— start —

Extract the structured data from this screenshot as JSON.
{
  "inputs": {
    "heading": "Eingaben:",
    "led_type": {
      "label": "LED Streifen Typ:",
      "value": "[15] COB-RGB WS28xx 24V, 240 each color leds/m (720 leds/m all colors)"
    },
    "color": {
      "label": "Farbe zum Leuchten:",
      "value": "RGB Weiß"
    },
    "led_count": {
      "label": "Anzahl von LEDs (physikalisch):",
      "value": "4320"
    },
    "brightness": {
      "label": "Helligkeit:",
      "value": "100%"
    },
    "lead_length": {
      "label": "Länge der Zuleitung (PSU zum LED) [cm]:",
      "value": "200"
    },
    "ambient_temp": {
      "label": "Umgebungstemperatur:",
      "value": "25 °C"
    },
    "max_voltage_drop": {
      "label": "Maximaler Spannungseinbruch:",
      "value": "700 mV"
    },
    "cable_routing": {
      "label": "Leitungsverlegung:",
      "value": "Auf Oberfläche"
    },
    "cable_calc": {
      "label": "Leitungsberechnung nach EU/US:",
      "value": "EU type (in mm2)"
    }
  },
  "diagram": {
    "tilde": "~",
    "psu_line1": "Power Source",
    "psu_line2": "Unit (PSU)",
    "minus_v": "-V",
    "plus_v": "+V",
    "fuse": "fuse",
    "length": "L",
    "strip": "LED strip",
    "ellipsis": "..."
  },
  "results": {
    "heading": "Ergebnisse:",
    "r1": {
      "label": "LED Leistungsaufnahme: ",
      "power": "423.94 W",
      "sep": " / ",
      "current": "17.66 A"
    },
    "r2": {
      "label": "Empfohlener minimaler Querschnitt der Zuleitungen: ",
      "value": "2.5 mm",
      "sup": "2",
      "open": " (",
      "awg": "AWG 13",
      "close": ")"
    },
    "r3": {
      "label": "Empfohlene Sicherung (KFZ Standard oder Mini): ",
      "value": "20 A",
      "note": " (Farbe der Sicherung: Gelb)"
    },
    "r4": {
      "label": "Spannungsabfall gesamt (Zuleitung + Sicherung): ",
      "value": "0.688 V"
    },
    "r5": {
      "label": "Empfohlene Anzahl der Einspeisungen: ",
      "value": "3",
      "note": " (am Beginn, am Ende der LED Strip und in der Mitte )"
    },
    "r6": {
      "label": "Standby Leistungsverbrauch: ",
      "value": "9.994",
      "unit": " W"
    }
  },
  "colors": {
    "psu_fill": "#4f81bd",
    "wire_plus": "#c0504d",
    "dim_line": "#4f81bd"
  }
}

— end —

● STATED GOAL
Output the listing above without altering a single character.

● COMPLETE OUTPUT
Extract the structured data from this screenshot as JSON.
{
  "inputs": {
    "heading": "Eingaben:",
    "led_type": {
      "label": "LED Streifen Typ:",
      "value": "[15] COB-RGB WS28xx 24V, 240 each color leds/m (720 leds/m all colors)"
    },
    "color": {
      "label": "Farbe zum Leuchten:",
      "value": "RGB Weiß"
    },
    "led_count": {
      "label": "Anzahl von LEDs (physikalisch):",
      "value": "4320"
    },
    "brightness": {
      "label": "Helligkeit:",
      "value": "100%"
    },
    "lead_length": {
      "label": "Länge der Zuleitung (PSU zum LED) [cm]:",
      "value": "200"
    },
    "ambient_temp": {
      "label": "Umgebungstemperatur:",
      "value": "25 °C"
    },
    "max_voltage_drop": {
      "label": "Maximaler Spannungseinbruch:",
      "value": "700 mV"
    },
    "cable_routing": {
      "label": "Leitungsverlegung:",
      "value": "Auf Oberfläche"
    },
    "cable_calc": {
      "label": "Leitungsberechnung nach EU/US:",
      "value": "EU type (in mm2)"
    }
  },
  "diagram": {
    "tilde": "~",
    "psu_line1": "Power Source",
    "psu_line2": "Unit (PSU)",
    "minus_v": "-V",
    "plus_v": "+V",
    "fuse": "fuse",
    "length": "L",
    "strip": "LED strip",
    "ellipsis": "..."
  },
  "results": {
    "heading": "Ergebnisse:",
    "r1": {
      "label": "LED Leistungsaufnahme: ",
      "power": "423.94 W",
      "sep": " / ",
      "current": "17.66 A"
    },
    "r2": {
      "label": "Empfohlener minimaler Querschnitt der Zuleitungen: ",
      "value": "2.5 mm",
      "sup": "2",
      "open": " (",
      "awg": "AWG 13",
      "close": ")"
    },
    "r3": {
      "label": "Empfohlene Sicherung (KFZ Standard oder Mini): ",
      "value": "20 A",
      "note": " (Farbe der Sicherung: Gelb)"
    },
    "r4": {
      "label": "Spannungsabfall gesamt (Zuleitung + Sicherung): ",
      "value": "0.688 V"
    },
    "r5": {
      "label": "Empfohlene Anzahl der Einspeisungen: ",
      "value": "3",
      "note": " (am Beginn, am Ende der LED Strip und in der Mitte )"
    },
    "r6": {
      "label": "Standby Leistungsverbrauch: ",
      "value": "9.994",
      "unit": " W"
    }
  },
  "colors": {
    "psu_fill": "#4f81bd",
    "wire_plus": "#c0504d",
    "dim_line": "#4f81bd"
  }
}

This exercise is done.